— START OF Recorded data —

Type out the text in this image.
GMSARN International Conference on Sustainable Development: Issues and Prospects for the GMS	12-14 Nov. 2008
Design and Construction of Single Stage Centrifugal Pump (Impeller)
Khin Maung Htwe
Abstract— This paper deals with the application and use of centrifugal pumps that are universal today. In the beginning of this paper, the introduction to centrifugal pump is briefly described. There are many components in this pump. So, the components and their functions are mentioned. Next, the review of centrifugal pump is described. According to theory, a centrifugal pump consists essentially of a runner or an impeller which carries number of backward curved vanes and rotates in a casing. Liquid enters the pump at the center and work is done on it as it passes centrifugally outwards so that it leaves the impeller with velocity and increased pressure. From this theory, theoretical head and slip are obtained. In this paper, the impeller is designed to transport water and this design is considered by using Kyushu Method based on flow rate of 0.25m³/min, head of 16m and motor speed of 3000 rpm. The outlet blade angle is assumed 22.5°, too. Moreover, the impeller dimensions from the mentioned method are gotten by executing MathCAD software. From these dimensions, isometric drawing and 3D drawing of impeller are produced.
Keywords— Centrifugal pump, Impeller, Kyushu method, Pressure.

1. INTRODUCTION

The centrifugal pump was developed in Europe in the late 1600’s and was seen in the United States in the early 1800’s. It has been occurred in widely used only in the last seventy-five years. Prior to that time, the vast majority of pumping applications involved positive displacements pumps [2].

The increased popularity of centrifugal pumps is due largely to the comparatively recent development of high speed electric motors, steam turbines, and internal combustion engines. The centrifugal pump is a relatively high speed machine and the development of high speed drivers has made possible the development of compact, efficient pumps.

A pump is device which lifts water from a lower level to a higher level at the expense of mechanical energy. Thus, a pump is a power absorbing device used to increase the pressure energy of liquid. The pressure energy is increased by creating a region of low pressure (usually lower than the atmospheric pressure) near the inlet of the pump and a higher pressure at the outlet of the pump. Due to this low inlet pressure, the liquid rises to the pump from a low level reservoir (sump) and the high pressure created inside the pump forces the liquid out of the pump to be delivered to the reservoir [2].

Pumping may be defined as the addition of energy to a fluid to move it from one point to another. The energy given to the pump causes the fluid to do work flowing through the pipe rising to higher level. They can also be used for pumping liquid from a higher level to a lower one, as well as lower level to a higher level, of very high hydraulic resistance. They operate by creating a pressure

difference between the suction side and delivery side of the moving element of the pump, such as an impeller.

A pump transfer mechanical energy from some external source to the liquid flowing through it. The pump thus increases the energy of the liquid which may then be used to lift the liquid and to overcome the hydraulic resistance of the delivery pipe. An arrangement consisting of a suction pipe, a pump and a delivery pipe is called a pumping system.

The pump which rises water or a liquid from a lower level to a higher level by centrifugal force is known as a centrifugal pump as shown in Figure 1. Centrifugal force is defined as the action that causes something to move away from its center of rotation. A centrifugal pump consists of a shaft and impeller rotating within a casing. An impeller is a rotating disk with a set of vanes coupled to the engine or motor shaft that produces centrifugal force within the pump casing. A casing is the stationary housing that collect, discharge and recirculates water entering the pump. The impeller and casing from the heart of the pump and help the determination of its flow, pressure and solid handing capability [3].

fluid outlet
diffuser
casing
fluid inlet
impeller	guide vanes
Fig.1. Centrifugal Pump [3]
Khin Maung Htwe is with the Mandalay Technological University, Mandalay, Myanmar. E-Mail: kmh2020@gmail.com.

— END OF Recorded data —

Check each line of the data above for the word "suction" and say how many lines have it. Give the number alone.

2